== Problem details ==
Each entry below is to be extracted exactly.

|---|

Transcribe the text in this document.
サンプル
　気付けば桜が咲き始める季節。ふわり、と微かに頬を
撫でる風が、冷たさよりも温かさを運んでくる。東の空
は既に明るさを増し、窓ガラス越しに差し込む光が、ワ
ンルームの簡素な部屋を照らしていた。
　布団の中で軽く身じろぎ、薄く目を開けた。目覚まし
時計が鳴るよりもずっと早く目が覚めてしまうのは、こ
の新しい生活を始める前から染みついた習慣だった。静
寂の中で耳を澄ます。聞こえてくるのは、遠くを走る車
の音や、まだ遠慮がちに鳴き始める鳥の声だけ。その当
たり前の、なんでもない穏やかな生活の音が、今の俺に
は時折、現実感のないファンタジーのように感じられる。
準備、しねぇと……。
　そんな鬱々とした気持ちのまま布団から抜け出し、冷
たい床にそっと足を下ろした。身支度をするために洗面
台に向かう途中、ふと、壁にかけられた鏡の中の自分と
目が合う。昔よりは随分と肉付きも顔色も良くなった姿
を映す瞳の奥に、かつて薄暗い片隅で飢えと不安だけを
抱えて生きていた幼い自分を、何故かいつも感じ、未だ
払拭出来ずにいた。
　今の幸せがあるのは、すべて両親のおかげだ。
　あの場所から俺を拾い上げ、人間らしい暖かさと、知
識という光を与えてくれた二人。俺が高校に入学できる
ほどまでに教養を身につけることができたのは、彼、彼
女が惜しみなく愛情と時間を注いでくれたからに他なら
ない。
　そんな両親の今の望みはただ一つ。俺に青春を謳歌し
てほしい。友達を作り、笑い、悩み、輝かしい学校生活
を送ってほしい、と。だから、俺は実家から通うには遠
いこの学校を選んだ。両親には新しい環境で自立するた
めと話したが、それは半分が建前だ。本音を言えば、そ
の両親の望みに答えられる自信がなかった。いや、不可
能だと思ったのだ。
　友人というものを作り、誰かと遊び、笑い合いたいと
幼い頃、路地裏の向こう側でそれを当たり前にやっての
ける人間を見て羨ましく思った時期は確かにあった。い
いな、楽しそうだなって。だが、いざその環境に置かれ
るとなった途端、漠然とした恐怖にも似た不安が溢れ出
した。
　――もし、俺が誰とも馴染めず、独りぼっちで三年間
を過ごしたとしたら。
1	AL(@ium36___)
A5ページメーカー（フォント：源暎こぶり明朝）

|---|

== Result below ==
Transcribe the text in this document.
サンプル
　気付けば桜が咲き始める季節。ふわり、と微かに頬を
撫でる風が、冷たさよりも温かさを運んでくる。東の空
は既に明るさを増し、窓ガラス越しに差し込む光が、ワ
ンルームの簡素な部屋を照らしていた。
　布団の中で軽く身じろぎ、薄く目を開けた。目覚まし
時計が鳴るよりもずっと早く目が覚めてしまうのは、こ
の新しい生活を始める前から染みついた習慣だった。静
寂の中で耳を澄ます。聞こえてくるのは、遠くを走る車
の音や、まだ遠慮がちに鳴き始める鳥の声だけ。その当
たり前の、なんでもない穏やかな生活の音が、今の俺に
は時折、現実感のないファンタジーのように感じられる。
準備、しねぇと……。
　そんな鬱々とした気持ちのまま布団から抜け出し、冷
たい床にそっと足を下ろした。身支度をするために洗面
台に向かう途中、ふと、壁にかけられた鏡の中の自分と
目が合う。昔よりは随分と肉付きも顔色も良くなった姿
を映す瞳の奥に、かつて薄暗い片隅で飢えと不安だけを
抱えて生きていた幼い自分を、何故かいつも感じ、未だ
払拭出来ずにいた。
　今の幸せがあるのは、すべて両親のおかげだ。
　あの場所から俺を拾い上げ、人間らしい暖かさと、知
識という光を与えてくれた二人。俺が高校に入学できる
ほどまでに教養を身につけることができたのは、彼、彼
女が惜しみなく愛情と時間を注いでくれたからに他なら
ない。
　そんな両親の今の望みはただ一つ。俺に青春を謳歌し
てほしい。友達を作り、笑い、悩み、輝かしい学校生活
を送ってほしい、と。だから、俺は実家から通うには遠
いこの学校を選んだ。両親には新しい環境で自立するた
めと話したが、それは半分が建前だ。本音を言えば、そ
の両親の望みに答えられる自信がなかった。いや、不可
能だと思ったのだ。
　友人というものを作り、誰かと遊び、笑い合いたいと
幼い頃、路地裏の向こう側でそれを当たり前にやっての
ける人間を見て羨ましく思った時期は確かにあった。い
いな、楽しそうだなって。だが、いざその環境に置かれ
るとなった途端、漠然とした恐怖にも似た不安が溢れ出
した。
　――もし、俺が誰とも馴染めず、独りぼっちで三年間
を過ごしたとしたら。
1	AL(@ium36___)
A5ページメーカー（フォント：源暎こぶり明朝）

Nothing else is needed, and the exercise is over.